Short problem
List each line of the data that holds the string "content".

-- start Records for the task --

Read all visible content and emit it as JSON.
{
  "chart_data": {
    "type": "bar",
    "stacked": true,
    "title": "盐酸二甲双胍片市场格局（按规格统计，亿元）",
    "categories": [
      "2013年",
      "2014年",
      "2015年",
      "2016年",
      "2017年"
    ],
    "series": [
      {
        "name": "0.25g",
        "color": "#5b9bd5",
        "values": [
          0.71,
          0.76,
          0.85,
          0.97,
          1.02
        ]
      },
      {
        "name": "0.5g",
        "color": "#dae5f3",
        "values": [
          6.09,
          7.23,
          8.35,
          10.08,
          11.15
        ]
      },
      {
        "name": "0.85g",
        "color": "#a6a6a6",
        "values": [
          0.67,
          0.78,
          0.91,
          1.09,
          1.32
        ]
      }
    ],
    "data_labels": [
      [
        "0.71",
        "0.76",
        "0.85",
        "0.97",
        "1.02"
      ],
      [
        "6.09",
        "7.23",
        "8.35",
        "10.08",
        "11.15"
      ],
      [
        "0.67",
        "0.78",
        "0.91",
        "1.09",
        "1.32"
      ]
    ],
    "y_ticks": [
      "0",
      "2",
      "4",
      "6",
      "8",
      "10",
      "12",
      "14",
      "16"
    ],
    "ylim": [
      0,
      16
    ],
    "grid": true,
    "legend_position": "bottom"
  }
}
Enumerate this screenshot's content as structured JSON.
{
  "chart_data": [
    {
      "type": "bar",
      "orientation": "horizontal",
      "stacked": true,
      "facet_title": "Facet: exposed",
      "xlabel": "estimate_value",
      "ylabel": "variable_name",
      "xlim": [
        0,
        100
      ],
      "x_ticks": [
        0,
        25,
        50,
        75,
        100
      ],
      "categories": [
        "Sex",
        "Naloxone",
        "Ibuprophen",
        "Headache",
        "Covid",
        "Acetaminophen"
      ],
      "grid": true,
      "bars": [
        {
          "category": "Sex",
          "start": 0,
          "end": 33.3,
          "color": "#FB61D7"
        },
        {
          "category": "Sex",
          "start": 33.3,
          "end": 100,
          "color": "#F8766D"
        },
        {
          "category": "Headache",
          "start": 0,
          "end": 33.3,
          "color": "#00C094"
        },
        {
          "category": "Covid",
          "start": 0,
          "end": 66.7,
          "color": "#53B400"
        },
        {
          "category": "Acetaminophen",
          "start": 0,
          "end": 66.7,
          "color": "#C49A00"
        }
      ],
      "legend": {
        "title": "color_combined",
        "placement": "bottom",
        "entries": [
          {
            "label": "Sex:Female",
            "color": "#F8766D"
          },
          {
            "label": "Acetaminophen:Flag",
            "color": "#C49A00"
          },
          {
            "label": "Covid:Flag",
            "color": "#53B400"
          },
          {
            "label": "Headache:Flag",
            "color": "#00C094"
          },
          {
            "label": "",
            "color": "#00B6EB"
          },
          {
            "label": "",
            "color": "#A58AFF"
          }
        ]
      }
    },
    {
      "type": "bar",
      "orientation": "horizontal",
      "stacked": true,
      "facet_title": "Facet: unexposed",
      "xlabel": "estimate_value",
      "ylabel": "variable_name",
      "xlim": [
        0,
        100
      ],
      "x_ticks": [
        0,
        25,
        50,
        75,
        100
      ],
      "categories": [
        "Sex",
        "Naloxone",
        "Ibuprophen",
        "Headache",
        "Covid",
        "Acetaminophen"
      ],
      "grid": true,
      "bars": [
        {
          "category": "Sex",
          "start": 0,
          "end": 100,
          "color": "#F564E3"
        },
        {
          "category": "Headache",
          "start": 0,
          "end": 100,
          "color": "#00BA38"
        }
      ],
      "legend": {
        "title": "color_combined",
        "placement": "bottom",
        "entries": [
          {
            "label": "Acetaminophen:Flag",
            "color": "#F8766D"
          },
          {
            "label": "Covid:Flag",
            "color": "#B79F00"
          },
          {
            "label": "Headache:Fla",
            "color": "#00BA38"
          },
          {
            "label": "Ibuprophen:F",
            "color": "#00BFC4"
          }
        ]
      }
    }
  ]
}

-- end Records for the task --
-- start Records for the task --

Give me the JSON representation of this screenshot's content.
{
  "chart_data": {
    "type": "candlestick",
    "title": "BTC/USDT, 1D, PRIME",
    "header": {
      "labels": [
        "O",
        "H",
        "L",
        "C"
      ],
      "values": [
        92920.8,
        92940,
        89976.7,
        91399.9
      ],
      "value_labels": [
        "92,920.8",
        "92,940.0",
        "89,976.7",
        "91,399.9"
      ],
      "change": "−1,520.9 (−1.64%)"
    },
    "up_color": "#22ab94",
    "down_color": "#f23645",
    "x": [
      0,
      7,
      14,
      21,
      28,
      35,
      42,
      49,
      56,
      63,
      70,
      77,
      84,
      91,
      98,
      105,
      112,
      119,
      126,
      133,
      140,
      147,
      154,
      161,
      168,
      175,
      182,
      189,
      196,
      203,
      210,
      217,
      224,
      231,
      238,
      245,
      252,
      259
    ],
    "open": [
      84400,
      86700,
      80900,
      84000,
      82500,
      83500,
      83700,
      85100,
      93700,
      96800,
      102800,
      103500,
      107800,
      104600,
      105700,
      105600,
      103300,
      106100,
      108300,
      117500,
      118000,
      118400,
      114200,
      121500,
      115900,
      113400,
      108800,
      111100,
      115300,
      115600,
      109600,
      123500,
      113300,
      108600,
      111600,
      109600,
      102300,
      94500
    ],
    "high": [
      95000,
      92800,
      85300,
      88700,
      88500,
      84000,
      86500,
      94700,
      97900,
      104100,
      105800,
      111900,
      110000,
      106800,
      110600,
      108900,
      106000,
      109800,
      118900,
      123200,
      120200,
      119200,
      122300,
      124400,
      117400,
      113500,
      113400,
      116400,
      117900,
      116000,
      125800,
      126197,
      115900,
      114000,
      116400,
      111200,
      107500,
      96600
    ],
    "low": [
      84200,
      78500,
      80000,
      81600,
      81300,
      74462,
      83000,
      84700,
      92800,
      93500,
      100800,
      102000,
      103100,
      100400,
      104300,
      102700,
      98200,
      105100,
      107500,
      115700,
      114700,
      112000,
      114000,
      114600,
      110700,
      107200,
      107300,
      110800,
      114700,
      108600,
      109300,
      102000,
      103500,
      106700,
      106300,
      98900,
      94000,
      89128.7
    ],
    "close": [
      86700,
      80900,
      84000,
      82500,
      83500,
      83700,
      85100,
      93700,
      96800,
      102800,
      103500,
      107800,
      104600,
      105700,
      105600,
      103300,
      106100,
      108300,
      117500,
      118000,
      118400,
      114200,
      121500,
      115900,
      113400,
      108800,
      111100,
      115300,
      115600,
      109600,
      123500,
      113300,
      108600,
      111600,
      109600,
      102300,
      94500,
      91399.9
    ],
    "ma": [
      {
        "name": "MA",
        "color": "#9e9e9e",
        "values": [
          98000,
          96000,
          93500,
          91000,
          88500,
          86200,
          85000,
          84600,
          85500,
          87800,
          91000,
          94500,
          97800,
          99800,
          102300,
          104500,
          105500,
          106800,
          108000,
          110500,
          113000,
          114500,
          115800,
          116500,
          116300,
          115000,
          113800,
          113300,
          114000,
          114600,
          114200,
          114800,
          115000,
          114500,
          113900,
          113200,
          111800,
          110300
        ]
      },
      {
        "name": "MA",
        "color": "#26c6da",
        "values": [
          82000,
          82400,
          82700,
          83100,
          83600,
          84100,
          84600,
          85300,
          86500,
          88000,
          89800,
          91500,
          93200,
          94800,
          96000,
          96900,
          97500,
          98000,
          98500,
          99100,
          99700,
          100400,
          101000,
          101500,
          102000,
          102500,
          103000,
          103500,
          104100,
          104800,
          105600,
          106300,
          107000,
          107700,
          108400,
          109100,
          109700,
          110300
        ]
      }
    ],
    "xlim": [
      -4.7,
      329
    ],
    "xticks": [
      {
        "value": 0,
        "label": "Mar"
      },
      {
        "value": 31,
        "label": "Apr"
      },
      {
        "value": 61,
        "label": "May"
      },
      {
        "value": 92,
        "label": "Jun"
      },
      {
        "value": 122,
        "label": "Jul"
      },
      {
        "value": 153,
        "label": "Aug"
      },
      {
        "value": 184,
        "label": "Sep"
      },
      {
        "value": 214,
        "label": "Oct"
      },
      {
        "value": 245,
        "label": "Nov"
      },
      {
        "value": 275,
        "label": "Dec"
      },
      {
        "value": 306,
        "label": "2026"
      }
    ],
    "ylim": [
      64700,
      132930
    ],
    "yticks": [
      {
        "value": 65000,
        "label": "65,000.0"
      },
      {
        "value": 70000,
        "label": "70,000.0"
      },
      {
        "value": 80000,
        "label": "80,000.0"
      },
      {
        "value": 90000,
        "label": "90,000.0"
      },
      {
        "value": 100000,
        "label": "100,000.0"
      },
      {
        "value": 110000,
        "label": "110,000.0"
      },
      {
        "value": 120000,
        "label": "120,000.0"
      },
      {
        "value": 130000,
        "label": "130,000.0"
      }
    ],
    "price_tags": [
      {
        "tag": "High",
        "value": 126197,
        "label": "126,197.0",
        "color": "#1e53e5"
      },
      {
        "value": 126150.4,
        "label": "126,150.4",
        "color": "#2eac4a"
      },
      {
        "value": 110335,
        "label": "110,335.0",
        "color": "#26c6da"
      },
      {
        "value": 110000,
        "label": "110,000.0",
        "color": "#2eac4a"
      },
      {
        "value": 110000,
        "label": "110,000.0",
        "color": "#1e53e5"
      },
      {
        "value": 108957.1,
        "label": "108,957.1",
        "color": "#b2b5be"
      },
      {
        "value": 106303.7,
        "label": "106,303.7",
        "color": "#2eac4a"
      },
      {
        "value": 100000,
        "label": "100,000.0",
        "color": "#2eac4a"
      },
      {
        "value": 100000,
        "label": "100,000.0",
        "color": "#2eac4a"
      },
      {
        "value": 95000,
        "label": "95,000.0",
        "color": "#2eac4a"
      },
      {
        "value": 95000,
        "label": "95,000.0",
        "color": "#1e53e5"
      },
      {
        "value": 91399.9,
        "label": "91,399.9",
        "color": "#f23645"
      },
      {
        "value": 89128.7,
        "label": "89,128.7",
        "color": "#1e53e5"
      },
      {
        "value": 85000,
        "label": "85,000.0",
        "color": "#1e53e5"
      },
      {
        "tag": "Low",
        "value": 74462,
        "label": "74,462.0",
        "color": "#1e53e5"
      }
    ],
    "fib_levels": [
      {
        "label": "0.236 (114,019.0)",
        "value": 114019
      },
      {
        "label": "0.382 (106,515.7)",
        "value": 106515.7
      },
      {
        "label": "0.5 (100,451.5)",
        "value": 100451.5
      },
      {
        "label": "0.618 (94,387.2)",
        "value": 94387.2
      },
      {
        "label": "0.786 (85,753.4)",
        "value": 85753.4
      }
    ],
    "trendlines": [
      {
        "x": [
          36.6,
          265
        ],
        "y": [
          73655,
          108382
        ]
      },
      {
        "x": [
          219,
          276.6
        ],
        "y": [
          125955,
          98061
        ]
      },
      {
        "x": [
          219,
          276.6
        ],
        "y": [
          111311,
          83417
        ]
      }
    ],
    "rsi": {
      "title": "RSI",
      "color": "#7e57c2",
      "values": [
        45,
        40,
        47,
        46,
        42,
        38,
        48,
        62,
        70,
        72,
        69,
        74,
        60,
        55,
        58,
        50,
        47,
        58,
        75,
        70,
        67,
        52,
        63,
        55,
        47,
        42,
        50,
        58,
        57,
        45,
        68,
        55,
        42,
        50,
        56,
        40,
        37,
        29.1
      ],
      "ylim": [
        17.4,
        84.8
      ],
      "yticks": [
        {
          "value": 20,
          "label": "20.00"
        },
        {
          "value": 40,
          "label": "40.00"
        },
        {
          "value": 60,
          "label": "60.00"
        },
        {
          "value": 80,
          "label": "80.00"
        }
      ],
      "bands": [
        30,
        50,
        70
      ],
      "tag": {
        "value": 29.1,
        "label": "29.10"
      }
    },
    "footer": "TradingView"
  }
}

-- end Records for the task --

Output of the exercise
Read all visible content and emit it as JSON.
Enumerate this screenshot's content as structured JSON.
Give me the JSON representation of this screenshot's content.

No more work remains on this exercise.